Exercise description:
State the number of lines in these records holding "Pmpp". Say nothing more.

Recorded data:

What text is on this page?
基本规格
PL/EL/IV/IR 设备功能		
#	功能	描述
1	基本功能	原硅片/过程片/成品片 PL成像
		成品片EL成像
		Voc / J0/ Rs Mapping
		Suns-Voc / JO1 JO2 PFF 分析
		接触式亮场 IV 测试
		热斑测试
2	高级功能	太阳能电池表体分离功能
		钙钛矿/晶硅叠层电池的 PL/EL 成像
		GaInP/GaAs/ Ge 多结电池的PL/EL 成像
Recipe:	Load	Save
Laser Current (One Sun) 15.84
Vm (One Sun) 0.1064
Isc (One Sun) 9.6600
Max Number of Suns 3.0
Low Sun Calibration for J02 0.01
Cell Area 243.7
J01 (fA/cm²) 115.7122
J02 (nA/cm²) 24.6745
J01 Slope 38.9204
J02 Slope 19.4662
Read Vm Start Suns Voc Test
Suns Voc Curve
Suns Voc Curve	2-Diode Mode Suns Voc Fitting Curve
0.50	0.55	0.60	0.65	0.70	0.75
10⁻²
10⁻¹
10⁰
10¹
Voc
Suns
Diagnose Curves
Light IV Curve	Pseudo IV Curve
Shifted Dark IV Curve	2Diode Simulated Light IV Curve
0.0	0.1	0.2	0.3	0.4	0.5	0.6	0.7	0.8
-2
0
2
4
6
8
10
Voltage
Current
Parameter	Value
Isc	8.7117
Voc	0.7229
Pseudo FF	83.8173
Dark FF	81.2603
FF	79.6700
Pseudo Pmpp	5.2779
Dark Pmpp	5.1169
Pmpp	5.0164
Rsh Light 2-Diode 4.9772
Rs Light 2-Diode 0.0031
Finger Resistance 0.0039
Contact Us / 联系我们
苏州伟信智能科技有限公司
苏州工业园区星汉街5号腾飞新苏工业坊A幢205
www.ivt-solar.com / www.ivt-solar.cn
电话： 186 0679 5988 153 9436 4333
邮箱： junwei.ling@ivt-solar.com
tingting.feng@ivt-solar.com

Finished exercise:
3